Locate the word "depilatoria" in the data below, then copy every line that holds it.

Dataset records:
--*--
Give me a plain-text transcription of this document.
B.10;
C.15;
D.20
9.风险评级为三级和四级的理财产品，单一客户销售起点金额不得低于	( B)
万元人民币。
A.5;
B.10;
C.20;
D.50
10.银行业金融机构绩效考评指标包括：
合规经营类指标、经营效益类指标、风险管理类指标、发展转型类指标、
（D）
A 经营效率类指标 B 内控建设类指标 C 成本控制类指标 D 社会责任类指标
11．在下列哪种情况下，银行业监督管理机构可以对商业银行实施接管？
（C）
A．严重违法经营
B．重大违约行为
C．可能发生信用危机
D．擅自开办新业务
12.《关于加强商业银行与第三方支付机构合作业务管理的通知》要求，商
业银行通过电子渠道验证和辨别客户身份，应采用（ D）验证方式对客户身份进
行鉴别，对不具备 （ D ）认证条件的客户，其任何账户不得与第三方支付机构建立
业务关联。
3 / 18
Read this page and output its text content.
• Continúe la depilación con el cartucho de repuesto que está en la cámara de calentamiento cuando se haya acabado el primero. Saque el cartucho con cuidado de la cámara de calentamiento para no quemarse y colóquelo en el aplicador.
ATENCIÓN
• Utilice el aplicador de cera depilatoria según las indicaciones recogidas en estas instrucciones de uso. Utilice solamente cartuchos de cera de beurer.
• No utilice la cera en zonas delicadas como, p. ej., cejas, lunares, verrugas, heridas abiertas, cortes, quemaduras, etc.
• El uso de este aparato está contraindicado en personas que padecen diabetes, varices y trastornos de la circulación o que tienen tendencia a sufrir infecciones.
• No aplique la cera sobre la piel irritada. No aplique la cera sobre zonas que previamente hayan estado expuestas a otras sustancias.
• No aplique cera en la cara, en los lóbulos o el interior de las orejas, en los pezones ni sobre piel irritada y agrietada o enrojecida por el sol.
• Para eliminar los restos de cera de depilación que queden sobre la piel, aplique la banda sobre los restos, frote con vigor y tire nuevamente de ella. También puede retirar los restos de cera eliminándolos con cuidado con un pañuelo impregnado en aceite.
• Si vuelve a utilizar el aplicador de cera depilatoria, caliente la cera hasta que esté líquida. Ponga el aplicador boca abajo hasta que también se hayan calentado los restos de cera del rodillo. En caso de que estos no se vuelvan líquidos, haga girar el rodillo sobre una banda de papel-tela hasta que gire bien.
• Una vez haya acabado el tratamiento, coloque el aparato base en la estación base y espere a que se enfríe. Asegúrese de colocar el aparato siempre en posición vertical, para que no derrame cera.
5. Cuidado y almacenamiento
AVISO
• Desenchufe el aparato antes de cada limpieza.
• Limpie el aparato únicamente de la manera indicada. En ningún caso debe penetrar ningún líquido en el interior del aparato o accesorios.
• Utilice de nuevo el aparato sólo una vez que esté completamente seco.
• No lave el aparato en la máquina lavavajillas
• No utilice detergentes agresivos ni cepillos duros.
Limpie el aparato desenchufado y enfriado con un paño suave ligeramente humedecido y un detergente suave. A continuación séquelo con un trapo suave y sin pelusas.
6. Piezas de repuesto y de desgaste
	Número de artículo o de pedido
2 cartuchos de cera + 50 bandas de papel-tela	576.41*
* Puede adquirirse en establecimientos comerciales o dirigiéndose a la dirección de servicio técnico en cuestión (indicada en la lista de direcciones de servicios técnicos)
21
--*--
** Task response **
• Utilice el aplicador de cera depilatoria según las indicaciones recogidas en estas instrucciones de uso. Utilice solamente cartuchos de cera de beurer.
• Si vuelve a utilizar el aplicador de cera depilatoria, caliente la cera hasta que esté líquida. Ponga el aplicador boca abajo hasta que también se hayan calentado los restos de cera del rodillo. En caso de que estos no se vuelvan líquidos, haga girar el rodillo sobre una banda de papel-tela hasta que gire bien.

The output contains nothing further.